原文節選>
□ 舒大剛 胡游杭
內容提要 在中華民族五千年的文明史中,誕生了眾多以區域文化為背景、以地域名稱而命名的學術文化,不同的地域學術之間通過學習互鑒,交融互動,孕育出更為豐富而深邃的學術思想。以浙江、巴蜀兩地的區域歷史文化為底色孕育而出的浙學與蜀學,在歷史上展開了長時間、多時空、跨維度的學術文化交流,彼此互學互鑒、交相輝映,共同推動了中國的學術文化向更新的形態和更高的階段發展演化。
中華文明是多元一體、包容互鑒、和諧共生的文明,中華文化因其豐富燦爛的內涵而博大精深,中華學術也因其多元互補的結構而歷久彌新。地域學術是在特定的地域和一定的社會歷史條件下產生的、與該地域的歷史文化相關聯的學術形態。中國歷史悠久、疆域遼闊。在中華民族五千年的文明史中,誕生了眾多以區域文化為背景、以地域名稱而命名的學術文化,諸如齊學、魯學、洛學、閩學、湘學、關學、蜀學、浙學等等。這些地域性學術在中華文化的主要元素、核心內涵與思想價值上具有一定程度的共識,并在傳播主流文化、塑造國民心理、凝聚民族意志等方面發揮了重要的作用;與此同時,不同的地域學術之間通過學習互鑒、交融互動,孕育出更為豐富而深邃的學術思想,共同推動了中國的學術文化向更新的形態和更高的階段發展演化。
巴蜀與浙江分別位于中國的西南腹地與東南沿海,二者以其優越的自然地理條件成為早期人類文明的重要發祥地,并在悠久的歷史積淀中孕育出了豐富的學術思想和文化典籍,分別形成了蜀學、浙學這兩支典型的地域性學術形態。浙江與巴蜀雖相距千里之遙,卻在歷史上不乏人文的互動與思想的交融,并展現出許多類似的特征。縱覽中國的學術思想文化史可以發現,浙學與蜀學互學互鑒、彼此聯動、交相輝映,共同影響并推動著中國學術文化的發展進程。

所附材料>
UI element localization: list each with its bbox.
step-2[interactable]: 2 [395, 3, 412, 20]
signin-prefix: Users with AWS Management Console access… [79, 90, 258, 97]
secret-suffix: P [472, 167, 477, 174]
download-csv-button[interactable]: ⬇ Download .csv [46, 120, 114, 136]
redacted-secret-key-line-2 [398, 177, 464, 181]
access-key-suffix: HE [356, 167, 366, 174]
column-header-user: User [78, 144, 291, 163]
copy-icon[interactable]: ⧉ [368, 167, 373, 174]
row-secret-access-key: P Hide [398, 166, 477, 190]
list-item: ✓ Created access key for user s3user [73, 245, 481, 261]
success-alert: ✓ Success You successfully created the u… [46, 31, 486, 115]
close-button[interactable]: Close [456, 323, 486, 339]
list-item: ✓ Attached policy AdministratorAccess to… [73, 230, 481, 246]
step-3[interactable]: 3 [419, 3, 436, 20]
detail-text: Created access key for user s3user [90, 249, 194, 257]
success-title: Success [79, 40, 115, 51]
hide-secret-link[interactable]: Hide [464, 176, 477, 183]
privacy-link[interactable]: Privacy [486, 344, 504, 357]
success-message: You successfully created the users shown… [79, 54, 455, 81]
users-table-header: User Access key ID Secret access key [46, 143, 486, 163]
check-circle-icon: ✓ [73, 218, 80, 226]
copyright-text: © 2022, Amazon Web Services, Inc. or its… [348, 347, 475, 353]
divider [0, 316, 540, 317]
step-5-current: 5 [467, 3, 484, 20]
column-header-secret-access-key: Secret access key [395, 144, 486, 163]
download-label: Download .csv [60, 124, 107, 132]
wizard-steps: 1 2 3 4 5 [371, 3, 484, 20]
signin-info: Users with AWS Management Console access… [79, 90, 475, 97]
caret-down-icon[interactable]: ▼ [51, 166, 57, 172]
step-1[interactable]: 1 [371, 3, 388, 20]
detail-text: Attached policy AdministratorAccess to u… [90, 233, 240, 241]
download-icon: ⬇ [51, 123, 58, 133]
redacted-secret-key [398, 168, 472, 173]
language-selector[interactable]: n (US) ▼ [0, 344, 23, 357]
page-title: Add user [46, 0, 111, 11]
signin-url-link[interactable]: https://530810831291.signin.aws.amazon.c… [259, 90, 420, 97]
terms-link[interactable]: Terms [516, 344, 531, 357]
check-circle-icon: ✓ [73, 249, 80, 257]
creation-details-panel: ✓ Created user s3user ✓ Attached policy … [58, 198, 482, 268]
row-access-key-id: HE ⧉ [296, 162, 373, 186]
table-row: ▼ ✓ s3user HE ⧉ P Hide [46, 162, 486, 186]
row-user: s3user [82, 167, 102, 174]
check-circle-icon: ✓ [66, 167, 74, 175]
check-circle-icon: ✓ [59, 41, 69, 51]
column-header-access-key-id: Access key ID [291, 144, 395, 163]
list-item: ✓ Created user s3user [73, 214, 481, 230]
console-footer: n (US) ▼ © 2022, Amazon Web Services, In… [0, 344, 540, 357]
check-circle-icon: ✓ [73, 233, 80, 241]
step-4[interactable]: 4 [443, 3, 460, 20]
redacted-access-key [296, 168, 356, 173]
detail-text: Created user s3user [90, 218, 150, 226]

練習說明> 請把這篇談浙學與蜀學的文字中，從“中華文明是多元一體、包容互鑒”到“動著中國學術文化的發展進程。”的部分照原文抄錄下來，首尾兩處都包括在內。

答案如下>
中華文明是多元一體、包容互鑒、和諧共生的文明,中華文化因其豐富燦爛的內涵而博大精深,中華學術也因其多元互補的結構而歷久彌新。地域學術是在特定的地域和一定的社會歷史條件下產生的、與該地域的歷史文化相關聯的學術形態。中國歷史悠久、疆域遼闊。在中華民族五千年的文明史中,誕生了眾多以區域文化為背景、以地域名稱而命名的學術文化,諸如齊學、魯學、洛學、閩學、湘學、關學、蜀學、浙學等等。這些地域性學術在中華文化的主要元素、核心內涵與思想價值上具有一定程度的共識,并在傳播主流文化、塑造國民心理、凝聚民族意志等方面發揮了重要的作用;與此同時,不同的地域學術之間通過學習互鑒、交融互動,孕育出更為豐富而深邃的學術思想,共同推動了中國的學術文化向更新的形態和更高的階段發展演化。
巴蜀與浙江分別位于中國的西南腹地與東南沿海,二者以其優越的自然地理條件成為早期人類文明的重要發祥地,并在悠久的歷史積淀中孕育出了豐富的學術思想和文化典籍,分別形成了蜀學、浙學這兩支典型的地域性學術形態。浙江與巴蜀雖相距千里之遙,卻在歷史上不乏人文的互動與思想的交融,并展現出許多類似的特征。縱覽中國的學術思想文化史可以發現,浙學與蜀學互學互鑒、彼此聯動、交相輝映,共同影響并推動著中國學術文化的發展進程。